■ Stored records:
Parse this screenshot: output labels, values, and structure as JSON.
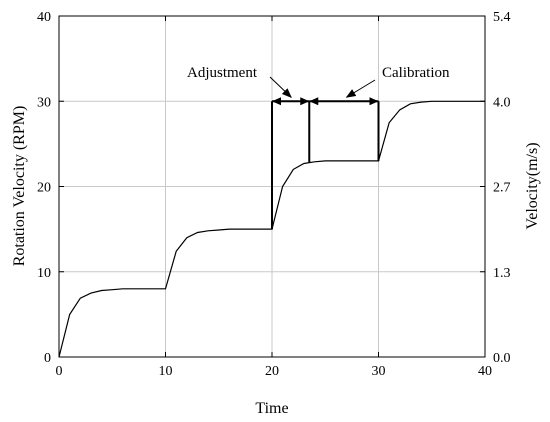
{
  "chart_data": {
    "type": "line",
    "xlabel": "Time",
    "ylabel_left": "Rotation Velocity (RPM)",
    "ylabel_right": "Velocity(m/s)",
    "xlim": [
      0,
      40
    ],
    "ylim_left": [
      0,
      40
    ],
    "ylim_right": [
      0,
      5.4
    ],
    "x_ticks": [
      "0",
      "10",
      "20",
      "30",
      "40"
    ],
    "y_left_ticks": [
      "0",
      "10",
      "20",
      "30",
      "40"
    ],
    "y_right_ticks": [
      "0.0",
      "1.3",
      "2.7",
      "4.0",
      "5.4"
    ],
    "grid": true,
    "grid_x": [
      10,
      20,
      30
    ],
    "series": [
      {
        "x": [
          0,
          1,
          2,
          3,
          4,
          5,
          6,
          7,
          8,
          9,
          10,
          11,
          12,
          13,
          14,
          15,
          16,
          17,
          18,
          19,
          20,
          21,
          22,
          23,
          24,
          25,
          26,
          27,
          28,
          29,
          30,
          31,
          32,
          33,
          34,
          35,
          36,
          37,
          38,
          39,
          40
        ],
        "y": [
          0,
          5.0,
          6.9,
          7.5,
          7.8,
          7.9,
          8.0,
          8.0,
          8.0,
          8.0,
          8.0,
          12.4,
          14.0,
          14.6,
          14.8,
          14.9,
          15.0,
          15.0,
          15.0,
          15.0,
          15.0,
          20.0,
          22.0,
          22.7,
          22.9,
          23.0,
          23.0,
          23.0,
          23.0,
          23.0,
          23.0,
          27.5,
          29.0,
          29.7,
          29.9,
          30.0,
          30.0,
          30.0,
          30.0,
          30.0,
          30.0
        ]
      }
    ],
    "markers": {
      "vertical_lines": [
        {
          "x": 20,
          "y_from": 15,
          "y_to": 30
        },
        {
          "x": 23.5,
          "y_from": 22.8,
          "y_to": 30
        },
        {
          "x": 30,
          "y_from": 23,
          "y_to": 30
        }
      ],
      "intervals": [
        {
          "from": 20,
          "to": 23.5,
          "y": 30
        },
        {
          "from": 23.5,
          "to": 30,
          "y": 30
        }
      ]
    },
    "annotations": [
      {
        "text": "Adjustment",
        "arrow_to_x": 21.8,
        "arrow_to_y": 30
      },
      {
        "text": "Calibration",
        "arrow_to_x": 27,
        "arrow_to_y": 30
      }
    ]
  }
}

■ Objective:
Scan the entries above and work out how many lines include the word "Velocity"; the reply is that number alone.

■ Result of the task:
2